What is being asked: Reproduce the entries exactly.

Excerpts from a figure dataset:
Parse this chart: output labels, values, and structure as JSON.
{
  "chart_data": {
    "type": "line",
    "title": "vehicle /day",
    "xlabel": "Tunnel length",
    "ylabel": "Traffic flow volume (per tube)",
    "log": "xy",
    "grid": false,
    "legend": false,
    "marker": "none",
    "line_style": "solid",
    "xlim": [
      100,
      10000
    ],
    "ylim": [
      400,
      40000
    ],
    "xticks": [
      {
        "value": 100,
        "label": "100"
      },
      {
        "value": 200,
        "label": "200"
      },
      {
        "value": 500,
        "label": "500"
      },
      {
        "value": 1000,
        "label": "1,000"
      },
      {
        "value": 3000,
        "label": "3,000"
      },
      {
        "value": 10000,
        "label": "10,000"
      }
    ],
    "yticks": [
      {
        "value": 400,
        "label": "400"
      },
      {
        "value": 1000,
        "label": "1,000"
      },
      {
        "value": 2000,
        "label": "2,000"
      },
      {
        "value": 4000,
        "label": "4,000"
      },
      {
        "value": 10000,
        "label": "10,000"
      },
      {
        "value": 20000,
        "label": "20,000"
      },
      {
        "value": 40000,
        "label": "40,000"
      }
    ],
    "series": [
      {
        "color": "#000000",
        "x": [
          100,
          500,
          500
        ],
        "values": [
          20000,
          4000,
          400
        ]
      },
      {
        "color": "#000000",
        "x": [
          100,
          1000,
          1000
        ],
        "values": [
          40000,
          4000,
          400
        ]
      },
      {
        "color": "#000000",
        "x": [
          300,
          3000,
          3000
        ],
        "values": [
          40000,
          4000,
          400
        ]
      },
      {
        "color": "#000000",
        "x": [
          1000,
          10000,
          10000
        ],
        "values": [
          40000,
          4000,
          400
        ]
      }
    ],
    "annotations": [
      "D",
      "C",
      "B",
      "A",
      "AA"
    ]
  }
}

Answer for this exercise:
Parse this chart: output labels, values, and structure as JSON.
{
  "chart_data": {
    "type": "line",
    "title": "vehicle /day",
    "xlabel": "Tunnel length",
    "ylabel": "Traffic flow volume (per tube)",
    "log": "xy",
    "grid": false,
    "legend": false,
    "marker": "none",
    "line_style": "solid",
    "xlim": [
      100,
      10000
    ],
    "ylim": [
      400,
      40000
    ],
    "xticks": [
      {
        "value": 100,
        "label": "100"
      },
      {
        "value": 200,
        "label": "200"
      },
      {
        "value": 500,
        "label": "500"
      },
      {
        "value": 1000,
        "label": "1,000"
      },
      {
        "value": 3000,
        "label": "3,000"
      },
      {
        "value": 10000,
        "label": "10,000"
      }
    ],
    "yticks": [
      {
        "value": 400,
        "label": "400"
      },
      {
        "value": 1000,
        "label": "1,000"
      },
      {
        "value": 2000,
        "label": "2,000"
      },
      {
        "value": 4000,
        "label": "4,000"
      },
      {
        "value": 10000,
        "label": "10,000"
      },
      {
        "value": 20000,
        "label": "20,000"
      },
      {
        "value": 40000,
        "label": "40,000"
      }
    ],
    "series": [
      {
        "color": "#000000",
        "x": [
          100,
          500,
          500
        ],
        "values": [
          20000,
          4000,
          400
        ]
      },
      {
        "color": "#000000",
        "x": [
          100,
          1000,
          1000
        ],
        "values": [
          40000,
          4000,
          400
        ]
      },
      {
        "color": "#000000",
        "x": [
          300,
          3000,
          3000
        ],
        "values": [
          40000,
          4000,
          400
        ]
      },
      {
        "color": "#000000",
        "x": [
          1000,
          10000,
          10000
        ],
        "values": [
          40000,
          4000,
          400
        ]
      }
    ],
    "annotations": [
      "D",
      "C",
      "B",
      "A",
      "AA"
    ]
  }
}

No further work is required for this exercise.